* **Exercise objective**
Search the data for the word "謎理論BOT" and copy every line that contains it.
═══ Material to process
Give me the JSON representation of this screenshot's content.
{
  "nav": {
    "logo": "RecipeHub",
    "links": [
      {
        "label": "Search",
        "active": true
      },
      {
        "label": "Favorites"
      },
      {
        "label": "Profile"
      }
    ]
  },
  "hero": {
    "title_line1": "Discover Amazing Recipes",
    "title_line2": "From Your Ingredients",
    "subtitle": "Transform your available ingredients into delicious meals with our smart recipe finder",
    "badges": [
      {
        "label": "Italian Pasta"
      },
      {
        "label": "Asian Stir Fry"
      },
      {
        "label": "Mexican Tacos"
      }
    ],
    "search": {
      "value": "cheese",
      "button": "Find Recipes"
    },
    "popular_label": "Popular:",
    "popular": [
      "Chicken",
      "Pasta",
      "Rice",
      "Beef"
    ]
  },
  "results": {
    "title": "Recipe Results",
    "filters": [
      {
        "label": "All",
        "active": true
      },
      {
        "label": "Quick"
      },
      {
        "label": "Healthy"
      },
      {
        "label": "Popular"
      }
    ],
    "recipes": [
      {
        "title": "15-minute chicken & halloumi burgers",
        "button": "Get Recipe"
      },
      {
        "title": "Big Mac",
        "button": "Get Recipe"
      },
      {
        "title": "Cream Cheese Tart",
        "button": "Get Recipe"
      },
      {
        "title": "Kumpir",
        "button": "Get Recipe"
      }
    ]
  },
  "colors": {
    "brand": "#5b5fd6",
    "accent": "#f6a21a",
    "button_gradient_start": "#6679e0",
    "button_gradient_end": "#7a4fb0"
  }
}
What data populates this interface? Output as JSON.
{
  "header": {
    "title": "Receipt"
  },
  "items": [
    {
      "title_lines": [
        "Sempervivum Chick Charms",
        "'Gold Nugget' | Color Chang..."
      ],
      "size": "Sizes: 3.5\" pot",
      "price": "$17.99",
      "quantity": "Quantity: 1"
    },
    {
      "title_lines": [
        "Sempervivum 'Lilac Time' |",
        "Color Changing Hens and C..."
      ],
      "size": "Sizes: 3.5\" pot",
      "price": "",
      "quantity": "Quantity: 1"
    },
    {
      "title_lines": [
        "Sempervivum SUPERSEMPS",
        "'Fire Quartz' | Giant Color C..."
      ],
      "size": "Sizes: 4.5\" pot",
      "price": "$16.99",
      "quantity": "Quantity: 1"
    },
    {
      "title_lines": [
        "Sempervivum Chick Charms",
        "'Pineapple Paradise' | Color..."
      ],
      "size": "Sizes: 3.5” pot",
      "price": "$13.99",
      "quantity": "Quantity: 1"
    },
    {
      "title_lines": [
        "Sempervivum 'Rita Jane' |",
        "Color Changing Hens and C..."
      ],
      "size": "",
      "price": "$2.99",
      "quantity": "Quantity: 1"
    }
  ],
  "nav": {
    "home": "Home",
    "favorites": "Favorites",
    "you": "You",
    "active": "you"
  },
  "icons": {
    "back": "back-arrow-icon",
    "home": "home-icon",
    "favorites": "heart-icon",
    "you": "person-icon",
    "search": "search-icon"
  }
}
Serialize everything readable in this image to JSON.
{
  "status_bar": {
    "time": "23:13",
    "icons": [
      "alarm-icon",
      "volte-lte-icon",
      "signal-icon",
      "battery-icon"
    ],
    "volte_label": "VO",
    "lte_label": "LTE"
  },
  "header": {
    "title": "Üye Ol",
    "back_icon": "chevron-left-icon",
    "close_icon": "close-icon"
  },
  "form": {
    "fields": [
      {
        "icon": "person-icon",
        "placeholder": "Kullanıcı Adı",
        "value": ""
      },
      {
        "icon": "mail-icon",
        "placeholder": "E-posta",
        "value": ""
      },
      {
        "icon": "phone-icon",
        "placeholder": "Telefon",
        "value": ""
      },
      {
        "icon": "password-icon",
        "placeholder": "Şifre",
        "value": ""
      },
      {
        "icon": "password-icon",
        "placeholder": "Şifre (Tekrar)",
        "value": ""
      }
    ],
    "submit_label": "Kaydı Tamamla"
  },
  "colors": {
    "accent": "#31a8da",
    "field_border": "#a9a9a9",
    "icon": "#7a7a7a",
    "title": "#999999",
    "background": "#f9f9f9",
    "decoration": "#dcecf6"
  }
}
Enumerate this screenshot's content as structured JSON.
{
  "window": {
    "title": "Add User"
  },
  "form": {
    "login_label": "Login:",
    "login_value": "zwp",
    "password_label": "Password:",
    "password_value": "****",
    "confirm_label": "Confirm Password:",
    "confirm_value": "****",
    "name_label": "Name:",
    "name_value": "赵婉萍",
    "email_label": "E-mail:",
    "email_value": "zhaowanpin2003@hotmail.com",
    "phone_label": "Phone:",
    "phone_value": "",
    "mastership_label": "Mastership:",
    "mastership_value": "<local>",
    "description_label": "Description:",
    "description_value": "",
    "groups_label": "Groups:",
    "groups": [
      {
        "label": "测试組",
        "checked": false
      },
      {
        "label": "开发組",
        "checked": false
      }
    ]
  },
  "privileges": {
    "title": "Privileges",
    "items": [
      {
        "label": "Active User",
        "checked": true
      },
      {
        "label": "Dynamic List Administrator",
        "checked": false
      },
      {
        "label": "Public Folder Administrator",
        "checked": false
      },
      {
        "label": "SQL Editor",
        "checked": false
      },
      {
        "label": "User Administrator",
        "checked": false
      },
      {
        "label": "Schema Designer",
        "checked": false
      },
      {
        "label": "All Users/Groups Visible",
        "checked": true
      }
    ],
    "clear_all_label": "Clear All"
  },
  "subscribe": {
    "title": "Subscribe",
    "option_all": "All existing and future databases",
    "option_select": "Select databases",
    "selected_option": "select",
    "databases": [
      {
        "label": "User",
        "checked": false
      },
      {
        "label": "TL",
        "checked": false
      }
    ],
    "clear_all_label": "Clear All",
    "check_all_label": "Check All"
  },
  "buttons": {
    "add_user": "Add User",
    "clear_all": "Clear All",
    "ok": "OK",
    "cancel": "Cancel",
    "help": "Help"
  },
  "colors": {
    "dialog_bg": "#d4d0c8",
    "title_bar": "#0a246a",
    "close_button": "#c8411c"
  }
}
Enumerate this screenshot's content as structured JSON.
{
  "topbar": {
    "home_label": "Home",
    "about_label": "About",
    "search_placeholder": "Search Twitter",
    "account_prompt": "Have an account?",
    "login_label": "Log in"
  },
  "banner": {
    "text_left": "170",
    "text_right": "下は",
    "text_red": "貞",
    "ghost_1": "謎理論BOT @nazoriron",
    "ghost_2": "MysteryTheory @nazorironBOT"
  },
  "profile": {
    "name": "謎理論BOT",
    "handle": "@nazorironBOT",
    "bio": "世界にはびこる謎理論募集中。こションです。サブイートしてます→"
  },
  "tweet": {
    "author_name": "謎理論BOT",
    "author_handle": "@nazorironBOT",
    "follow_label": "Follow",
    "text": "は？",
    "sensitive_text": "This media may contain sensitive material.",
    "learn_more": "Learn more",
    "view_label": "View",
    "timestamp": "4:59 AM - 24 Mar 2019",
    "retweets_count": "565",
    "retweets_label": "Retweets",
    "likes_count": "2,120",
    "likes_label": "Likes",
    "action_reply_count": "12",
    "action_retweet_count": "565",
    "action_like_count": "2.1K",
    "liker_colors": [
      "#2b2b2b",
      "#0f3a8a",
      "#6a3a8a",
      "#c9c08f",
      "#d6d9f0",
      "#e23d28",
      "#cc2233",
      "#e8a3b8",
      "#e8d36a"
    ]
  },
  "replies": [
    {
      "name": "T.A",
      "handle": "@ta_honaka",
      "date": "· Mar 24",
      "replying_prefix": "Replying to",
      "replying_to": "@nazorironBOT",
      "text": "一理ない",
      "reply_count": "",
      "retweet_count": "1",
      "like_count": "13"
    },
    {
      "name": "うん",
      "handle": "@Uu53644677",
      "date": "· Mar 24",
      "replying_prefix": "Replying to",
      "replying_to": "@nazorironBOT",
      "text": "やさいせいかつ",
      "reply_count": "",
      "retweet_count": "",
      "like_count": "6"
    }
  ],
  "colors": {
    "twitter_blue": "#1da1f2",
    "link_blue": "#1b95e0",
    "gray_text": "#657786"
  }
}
══════
* **The result**
    "ghost_1": "謎理論BOT @nazoriron",
    "name": "謎理論BOT",
    "author_name": "謎理論BOT",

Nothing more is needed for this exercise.